----- Excerpted data -----
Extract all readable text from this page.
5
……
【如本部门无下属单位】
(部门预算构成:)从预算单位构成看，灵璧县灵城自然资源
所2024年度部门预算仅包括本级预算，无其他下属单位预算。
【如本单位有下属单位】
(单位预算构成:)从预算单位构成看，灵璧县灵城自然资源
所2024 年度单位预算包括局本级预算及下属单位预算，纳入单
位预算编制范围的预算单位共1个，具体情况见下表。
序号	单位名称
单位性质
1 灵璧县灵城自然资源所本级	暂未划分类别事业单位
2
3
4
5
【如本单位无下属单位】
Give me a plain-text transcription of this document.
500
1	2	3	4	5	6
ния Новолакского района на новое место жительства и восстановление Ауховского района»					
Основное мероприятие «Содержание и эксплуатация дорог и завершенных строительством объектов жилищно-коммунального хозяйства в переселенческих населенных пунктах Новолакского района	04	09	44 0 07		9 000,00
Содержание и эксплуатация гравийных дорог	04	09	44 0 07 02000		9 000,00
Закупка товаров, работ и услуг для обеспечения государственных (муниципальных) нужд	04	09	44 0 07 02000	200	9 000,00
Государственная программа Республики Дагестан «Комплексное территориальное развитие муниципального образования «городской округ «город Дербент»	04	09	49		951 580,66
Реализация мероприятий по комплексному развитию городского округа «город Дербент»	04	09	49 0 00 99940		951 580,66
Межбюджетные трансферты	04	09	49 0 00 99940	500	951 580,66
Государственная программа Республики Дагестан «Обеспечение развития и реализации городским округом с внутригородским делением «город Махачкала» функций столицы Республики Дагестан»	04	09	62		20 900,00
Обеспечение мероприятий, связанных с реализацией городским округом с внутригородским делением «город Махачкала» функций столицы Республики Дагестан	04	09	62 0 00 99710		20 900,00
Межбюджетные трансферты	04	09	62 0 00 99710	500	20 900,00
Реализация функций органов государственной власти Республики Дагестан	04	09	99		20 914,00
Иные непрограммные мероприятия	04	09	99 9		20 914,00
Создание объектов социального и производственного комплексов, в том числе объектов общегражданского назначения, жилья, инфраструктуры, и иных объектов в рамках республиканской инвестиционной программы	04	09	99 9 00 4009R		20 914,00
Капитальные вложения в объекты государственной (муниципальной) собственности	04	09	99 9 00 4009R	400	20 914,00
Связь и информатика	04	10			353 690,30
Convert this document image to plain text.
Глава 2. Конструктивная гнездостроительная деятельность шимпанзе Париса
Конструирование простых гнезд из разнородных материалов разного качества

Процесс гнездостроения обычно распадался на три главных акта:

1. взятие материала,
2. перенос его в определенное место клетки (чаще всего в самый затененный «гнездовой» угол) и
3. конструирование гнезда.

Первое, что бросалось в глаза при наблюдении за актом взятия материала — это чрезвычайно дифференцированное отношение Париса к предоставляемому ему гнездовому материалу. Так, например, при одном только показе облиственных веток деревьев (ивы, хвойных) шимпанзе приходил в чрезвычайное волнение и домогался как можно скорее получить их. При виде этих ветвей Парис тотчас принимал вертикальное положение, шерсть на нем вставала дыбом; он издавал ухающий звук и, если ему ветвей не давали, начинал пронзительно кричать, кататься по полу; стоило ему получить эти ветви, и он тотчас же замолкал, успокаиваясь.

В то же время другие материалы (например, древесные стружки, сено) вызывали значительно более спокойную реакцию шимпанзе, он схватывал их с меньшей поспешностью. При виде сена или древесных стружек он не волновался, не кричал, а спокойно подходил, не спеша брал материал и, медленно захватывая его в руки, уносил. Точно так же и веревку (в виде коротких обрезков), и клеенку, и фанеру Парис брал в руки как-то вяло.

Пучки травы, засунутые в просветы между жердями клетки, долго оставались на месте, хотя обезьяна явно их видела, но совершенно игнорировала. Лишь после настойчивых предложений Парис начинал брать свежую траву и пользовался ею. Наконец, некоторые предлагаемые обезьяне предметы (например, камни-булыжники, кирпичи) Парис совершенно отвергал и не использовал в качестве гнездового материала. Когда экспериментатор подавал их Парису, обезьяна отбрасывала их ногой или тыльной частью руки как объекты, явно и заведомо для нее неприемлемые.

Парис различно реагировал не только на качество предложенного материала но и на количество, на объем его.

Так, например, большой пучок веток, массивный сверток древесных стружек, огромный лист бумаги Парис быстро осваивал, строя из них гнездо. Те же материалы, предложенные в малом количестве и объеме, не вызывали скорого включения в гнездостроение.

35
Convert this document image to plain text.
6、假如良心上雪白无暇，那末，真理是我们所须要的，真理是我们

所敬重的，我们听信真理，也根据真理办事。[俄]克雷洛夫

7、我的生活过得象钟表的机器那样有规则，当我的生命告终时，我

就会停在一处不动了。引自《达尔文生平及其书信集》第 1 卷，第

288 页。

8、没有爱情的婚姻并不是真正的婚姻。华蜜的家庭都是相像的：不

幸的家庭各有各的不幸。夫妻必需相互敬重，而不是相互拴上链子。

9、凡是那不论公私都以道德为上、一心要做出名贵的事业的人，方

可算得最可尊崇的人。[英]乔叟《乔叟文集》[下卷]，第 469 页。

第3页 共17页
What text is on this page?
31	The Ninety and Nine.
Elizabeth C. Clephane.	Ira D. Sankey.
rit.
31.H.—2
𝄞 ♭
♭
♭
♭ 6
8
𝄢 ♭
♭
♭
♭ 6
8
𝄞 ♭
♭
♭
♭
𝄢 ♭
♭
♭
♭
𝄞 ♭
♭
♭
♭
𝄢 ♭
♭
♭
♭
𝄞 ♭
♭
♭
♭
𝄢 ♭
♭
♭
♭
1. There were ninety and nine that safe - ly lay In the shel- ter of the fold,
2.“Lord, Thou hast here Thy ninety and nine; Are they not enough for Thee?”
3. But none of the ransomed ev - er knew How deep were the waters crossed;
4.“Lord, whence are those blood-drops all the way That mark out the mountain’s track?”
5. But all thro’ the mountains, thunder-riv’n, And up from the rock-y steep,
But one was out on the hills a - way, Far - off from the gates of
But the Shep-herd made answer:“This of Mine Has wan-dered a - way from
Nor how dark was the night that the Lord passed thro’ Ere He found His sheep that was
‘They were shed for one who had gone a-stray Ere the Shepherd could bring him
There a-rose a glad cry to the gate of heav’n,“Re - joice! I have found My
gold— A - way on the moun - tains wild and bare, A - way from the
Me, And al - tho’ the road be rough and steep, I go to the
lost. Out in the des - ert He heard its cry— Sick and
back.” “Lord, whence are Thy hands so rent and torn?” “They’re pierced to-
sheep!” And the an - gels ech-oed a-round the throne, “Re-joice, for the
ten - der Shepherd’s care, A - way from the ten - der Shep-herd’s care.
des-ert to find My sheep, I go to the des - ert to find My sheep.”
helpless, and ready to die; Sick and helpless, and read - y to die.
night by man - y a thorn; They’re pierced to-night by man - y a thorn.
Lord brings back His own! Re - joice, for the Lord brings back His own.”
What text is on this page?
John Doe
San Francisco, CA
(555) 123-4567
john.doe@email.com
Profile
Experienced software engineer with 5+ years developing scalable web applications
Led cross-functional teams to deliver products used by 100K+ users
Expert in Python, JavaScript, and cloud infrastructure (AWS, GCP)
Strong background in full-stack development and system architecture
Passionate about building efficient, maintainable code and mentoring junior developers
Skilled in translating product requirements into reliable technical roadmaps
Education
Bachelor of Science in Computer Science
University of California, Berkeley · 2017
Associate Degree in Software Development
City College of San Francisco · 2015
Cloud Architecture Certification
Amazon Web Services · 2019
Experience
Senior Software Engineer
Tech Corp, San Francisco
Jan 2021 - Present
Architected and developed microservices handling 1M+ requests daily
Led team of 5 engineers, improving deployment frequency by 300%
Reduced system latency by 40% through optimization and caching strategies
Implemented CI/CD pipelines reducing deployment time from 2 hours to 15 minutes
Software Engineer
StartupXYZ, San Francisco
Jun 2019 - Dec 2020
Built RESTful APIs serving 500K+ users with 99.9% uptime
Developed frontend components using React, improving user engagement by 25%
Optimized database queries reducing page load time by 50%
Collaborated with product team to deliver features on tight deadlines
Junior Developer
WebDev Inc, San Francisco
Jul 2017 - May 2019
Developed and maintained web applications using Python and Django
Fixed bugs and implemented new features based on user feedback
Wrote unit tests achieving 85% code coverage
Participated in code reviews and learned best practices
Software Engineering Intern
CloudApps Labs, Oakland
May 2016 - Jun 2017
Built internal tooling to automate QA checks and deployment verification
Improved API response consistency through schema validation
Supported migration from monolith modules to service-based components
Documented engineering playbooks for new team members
-----
**Set exercise**
Gather and copy every line of the data in which the string "steep" is found.

**Answer to the problem**
5. But all thro’ the mountains, thunder-riv’n, And up from the rock-y steep,
Me, And al - tho’ the road be rough and steep, I go to the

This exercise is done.